--- Task inputs ---
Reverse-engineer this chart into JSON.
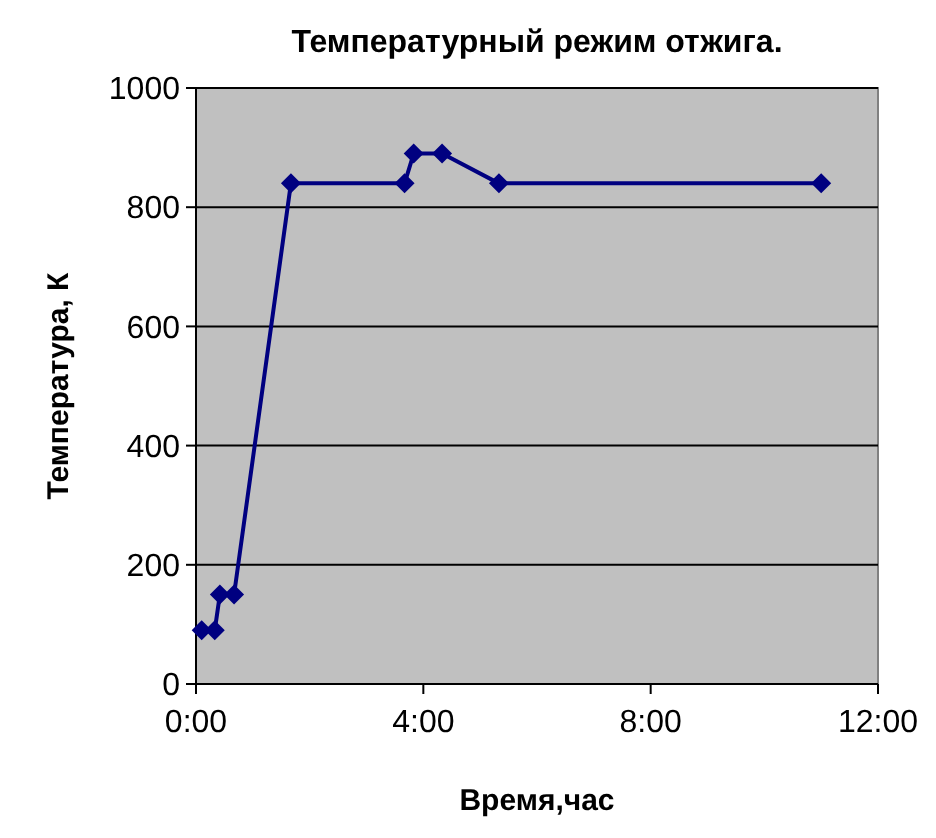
{
  "chart_data": {
    "type": "line",
    "title": "Температурный режим отжига.",
    "xlabel": "Время,час",
    "ylabel": "Температура, К",
    "x": [
      0.1,
      0.33,
      0.42,
      0.67,
      1.67,
      3.67,
      3.83,
      4.33,
      5.33,
      11
    ],
    "series": [
      {
        "color": "#000080",
        "values": [
          90,
          90,
          150,
          150,
          840,
          840,
          890,
          890,
          840,
          840
        ]
      }
    ],
    "xlim": [
      0,
      12
    ],
    "xticks": [
      {
        "value": 0,
        "label": "0:00"
      },
      {
        "value": 4,
        "label": "4:00"
      },
      {
        "value": 8,
        "label": "8:00"
      },
      {
        "value": 12,
        "label": "12:00"
      }
    ],
    "ylim": [
      0,
      1000
    ],
    "yticks": [
      0,
      200,
      400,
      600,
      800,
      1000
    ],
    "grid": "y",
    "marker": "diamond",
    "line_style": "solid"
  }
}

--- Your task ---
Leaving the pictures aside, transcribe the entire listing exactly.

--- Solution for this exercise ---
Reverse-engineer this chart into JSON.
{
  "chart_data": {
    "type": "line",
    "title": "Температурный режим отжига.",
    "xlabel": "Время,час",
    "ylabel": "Температура, К",
    "x": [
      0.1,
      0.33,
      0.42,
      0.67,
      1.67,
      3.67,
      3.83,
      4.33,
      5.33,
      11
    ],
    "series": [
      {
        "color": "#000080",
        "values": [
          90,
          90,
          150,
          150,
          840,
          840,
          890,
          890,
          840,
          840
        ]
      }
    ],
    "xlim": [
      0,
      12
    ],
    "xticks": [
      {
        "value": 0,
        "label": "0:00"
      },
      {
        "value": 4,
        "label": "4:00"
      },
      {
        "value": 8,
        "label": "8:00"
      },
      {
        "value": 12,
        "label": "12:00"
      }
    ],
    "ylim": [
      0,
      1000
    ],
    "yticks": [
      0,
      200,
      400,
      600,
      800,
      1000
    ],
    "grid": "y",
    "marker": "diamond",
    "line_style": "solid"
  }
}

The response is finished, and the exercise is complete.